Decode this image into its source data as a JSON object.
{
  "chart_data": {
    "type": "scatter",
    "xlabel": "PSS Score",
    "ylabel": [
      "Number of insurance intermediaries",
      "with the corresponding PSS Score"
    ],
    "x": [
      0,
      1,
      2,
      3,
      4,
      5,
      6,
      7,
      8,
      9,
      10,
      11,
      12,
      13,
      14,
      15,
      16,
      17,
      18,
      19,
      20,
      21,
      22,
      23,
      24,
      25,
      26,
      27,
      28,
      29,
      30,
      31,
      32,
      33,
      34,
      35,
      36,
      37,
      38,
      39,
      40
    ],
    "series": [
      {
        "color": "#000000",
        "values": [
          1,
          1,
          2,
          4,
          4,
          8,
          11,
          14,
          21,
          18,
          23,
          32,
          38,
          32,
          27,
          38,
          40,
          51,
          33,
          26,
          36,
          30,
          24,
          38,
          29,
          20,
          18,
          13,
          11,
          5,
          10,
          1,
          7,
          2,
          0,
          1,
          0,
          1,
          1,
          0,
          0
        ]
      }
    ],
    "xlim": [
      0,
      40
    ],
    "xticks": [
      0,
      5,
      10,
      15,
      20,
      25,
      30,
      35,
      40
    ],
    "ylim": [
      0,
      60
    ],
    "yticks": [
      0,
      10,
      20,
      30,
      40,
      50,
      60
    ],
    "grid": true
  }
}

■ Task prompt
Quote all the records exactly, please, leaving none out.

■ Task output
Decode this image into its source data as a JSON object.
{
  "chart_data": {
    "type": "scatter",
    "xlabel": "PSS Score",
    "ylabel": [
      "Number of insurance intermediaries",
      "with the corresponding PSS Score"
    ],
    "x": [
      0,
      1,
      2,
      3,
      4,
      5,
      6,
      7,
      8,
      9,
      10,
      11,
      12,
      13,
      14,
      15,
      16,
      17,
      18,
      19,
      20,
      21,
      22,
      23,
      24,
      25,
      26,
      27,
      28,
      29,
      30,
      31,
      32,
      33,
      34,
      35,
      36,
      37,
      38,
      39,
      40
    ],
    "series": [
      {
        "color": "#000000",
        "values": [
          1,
          1,
          2,
          4,
          4,
          8,
          11,
          14,
          21,
          18,
          23,
          32,
          38,
          32,
          27,
          38,
          40,
          51,
          33,
          26,
          36,
          30,
          24,
          38,
          29,
          20,
          18,
          13,
          11,
          5,
          10,
          1,
          7,
          2,
          0,
          1,
          0,
          1,
          1,
          0,
          0
        ]
      }
    ],
    "xlim": [
      0,
      40
    ],
    "xticks": [
      0,
      5,
      10,
      15,
      20,
      25,
      30,
      35,
      40
    ],
    "ylim": [
      0,
      60
    ],
    "yticks": [
      0,
      10,
      20,
      30,
      40,
      50,
      60
    ],
    "grid": true
  }
}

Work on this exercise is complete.